• _Objetivo do exercício_:
Diga se cada afirmação a seguir concorda com o texto sobre as cláusulas pétreas, respondendo sim ou não e citando as palavras do texto que decidem cada caso.
1. As cláusulas pétreas estão no artigo 60, §4° da Constituição Federal.
2. Os valores das cláusulas pétreas foram escolhidos ao bel-prazer do constituinte.
3. Os direitos e as garantias fundamentais podem ser alterados por meio de procedimento próprio e específico.

• _Trecho do texto_:

Revista de direito público 57-58, p. 237.

35 ÁVILA, Humberto Bergmann. Sistema constitucional tributário. 3ª ed. São Paulo, Saraiva, 2008, p.

global, e, por isso, o juízo de legitimidade constitucional dos actos normativos deve fazer-se não apenas segundo as normas e princípios escritos das leis constitucionais, mas também tendo em conta princípios não escritos integrantes da ordem constitucional global. Na perspectiva (1), o

parâmetro da constitucionalidade (= normas de referência, bloco de constitucionalidade) reduz-se às normas e princípios da Constituição e das leis com valor constitucional; para a posição (2), o parâmetro constitucional

é mais vasto do que as normas e princípios constantes das leis constitucionais escritas, devendo alargar-se, pelo menos, aos princípios reclamados pelo ‘espírito’ ou pelos ‘valores’ que informam a ordem constitucional global.(grifos do autor)

Como bloco de constitucionalidade que é, e como prescritor das condutas a serem adotadas pelos sujeitos de direito, o sistema constitucional brasileiro traz em seu bojo alguns temas ou conjunto de normas jurídicas constitucionais que não são passíveis de alteração são as chamadas cláusulas pétreas, constantes no artigo 60, §4° da Constituição Federal, que assim está escrito:

Artigo 60 [...]

§4° Não será objeto de deliberação a proposta de emenda tendente a abolir: I – a forma federativa de Estado;

II – o voto direito, secreto, universal e periódico; III – a separação dos Poderes;

IV – os direitos e garantias individuais.

As denominadas cláusulas pétreas pretendem preservar o texto constitucional em seus valores mais preciosos, tais como a federação; o voto direto, secreto, universal e periódico; a separação dos Poderes e, por fim, mas não menos importante, os direitos e as garantias fundamentais.

É importante fixar, como premissa para coerência do presente trabalho, que os direitos e as garantias fundamentais são cláusulas pétreas e que, portanto, nem mesmo por meio de procedimento próprio e específico são passíveis de alterações.

As matérias constantes das cláusulas pétreas são valores que o constituinte originário entendeu que não são passíveis de modificação, tendo em vista serem valores inerentes à manutenção da república e da ordem constitucional por ele fixada. Não se trata de valores escolhidos ao bel-prazer do constituinte, mas sim de valores que contêm o cerne da estrutura constitucional e que, portanto, devem ser preservados.

• _Trechos dos dados_:
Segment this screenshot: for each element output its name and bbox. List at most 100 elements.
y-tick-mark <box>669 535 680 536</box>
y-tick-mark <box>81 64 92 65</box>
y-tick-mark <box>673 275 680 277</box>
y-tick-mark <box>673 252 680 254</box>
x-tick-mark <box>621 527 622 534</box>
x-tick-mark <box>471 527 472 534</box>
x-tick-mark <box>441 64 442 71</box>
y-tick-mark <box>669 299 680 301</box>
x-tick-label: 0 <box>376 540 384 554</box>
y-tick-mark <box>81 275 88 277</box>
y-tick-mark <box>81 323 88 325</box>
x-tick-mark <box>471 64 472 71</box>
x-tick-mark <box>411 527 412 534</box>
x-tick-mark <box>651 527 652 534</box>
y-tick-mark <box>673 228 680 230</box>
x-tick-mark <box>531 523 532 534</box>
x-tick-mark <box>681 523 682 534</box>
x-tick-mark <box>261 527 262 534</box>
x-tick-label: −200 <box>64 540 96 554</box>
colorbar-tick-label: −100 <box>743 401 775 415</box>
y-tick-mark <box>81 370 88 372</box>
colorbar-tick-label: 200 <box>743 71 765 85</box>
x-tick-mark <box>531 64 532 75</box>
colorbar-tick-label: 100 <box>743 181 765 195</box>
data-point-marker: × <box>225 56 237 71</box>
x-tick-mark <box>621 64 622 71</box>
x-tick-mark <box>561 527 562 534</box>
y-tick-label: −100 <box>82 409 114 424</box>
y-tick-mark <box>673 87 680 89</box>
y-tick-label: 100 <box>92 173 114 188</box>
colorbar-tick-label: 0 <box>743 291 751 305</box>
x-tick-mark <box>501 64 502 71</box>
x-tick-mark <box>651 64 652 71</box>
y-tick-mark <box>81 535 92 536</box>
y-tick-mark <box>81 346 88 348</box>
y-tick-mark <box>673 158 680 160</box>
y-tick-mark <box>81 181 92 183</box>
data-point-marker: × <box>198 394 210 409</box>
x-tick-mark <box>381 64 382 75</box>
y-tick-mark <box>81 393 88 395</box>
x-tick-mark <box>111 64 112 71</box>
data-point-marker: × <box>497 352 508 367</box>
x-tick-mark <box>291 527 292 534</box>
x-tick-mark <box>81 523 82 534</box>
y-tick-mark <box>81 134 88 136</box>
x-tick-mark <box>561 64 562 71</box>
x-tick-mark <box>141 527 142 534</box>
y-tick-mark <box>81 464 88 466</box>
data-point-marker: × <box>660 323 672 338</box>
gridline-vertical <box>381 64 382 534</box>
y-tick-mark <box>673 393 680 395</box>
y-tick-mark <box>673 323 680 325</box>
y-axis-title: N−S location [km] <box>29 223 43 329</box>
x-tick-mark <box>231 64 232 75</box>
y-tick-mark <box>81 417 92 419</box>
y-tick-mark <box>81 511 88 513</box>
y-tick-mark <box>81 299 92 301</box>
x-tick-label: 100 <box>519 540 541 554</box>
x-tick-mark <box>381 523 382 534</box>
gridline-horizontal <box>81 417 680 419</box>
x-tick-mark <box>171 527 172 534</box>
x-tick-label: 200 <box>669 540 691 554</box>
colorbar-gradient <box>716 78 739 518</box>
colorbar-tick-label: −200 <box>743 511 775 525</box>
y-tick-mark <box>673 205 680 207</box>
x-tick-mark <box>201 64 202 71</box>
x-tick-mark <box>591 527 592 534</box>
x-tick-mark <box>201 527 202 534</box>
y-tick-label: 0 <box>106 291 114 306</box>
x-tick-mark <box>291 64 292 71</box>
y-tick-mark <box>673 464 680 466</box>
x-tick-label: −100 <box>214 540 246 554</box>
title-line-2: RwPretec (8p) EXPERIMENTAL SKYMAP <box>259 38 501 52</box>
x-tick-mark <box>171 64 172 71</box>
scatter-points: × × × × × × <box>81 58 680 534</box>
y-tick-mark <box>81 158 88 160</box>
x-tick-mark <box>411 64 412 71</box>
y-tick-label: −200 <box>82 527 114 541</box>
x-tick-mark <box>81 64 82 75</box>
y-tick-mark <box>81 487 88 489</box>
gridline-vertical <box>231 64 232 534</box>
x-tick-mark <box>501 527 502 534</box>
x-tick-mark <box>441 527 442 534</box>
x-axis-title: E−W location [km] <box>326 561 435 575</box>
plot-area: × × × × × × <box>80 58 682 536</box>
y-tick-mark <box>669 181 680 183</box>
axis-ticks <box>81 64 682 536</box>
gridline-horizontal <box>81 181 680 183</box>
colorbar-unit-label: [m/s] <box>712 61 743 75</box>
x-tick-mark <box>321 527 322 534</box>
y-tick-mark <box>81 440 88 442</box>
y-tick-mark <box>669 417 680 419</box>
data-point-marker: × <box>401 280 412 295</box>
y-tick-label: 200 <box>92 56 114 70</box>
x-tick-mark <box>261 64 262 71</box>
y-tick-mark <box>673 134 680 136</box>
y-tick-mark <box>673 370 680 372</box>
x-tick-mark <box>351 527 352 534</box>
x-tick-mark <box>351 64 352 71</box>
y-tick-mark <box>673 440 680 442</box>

• _Resultado da tarefa_:
1. Sim: "constantes no artigo 60, §4° da Constituição Federal"
2. Não: "Não se trata de valores escolhidos ao bel-prazer do constituinte"
3. Não: "nem mesmo por meio de procedimento próprio e específico são passíveis de alterações"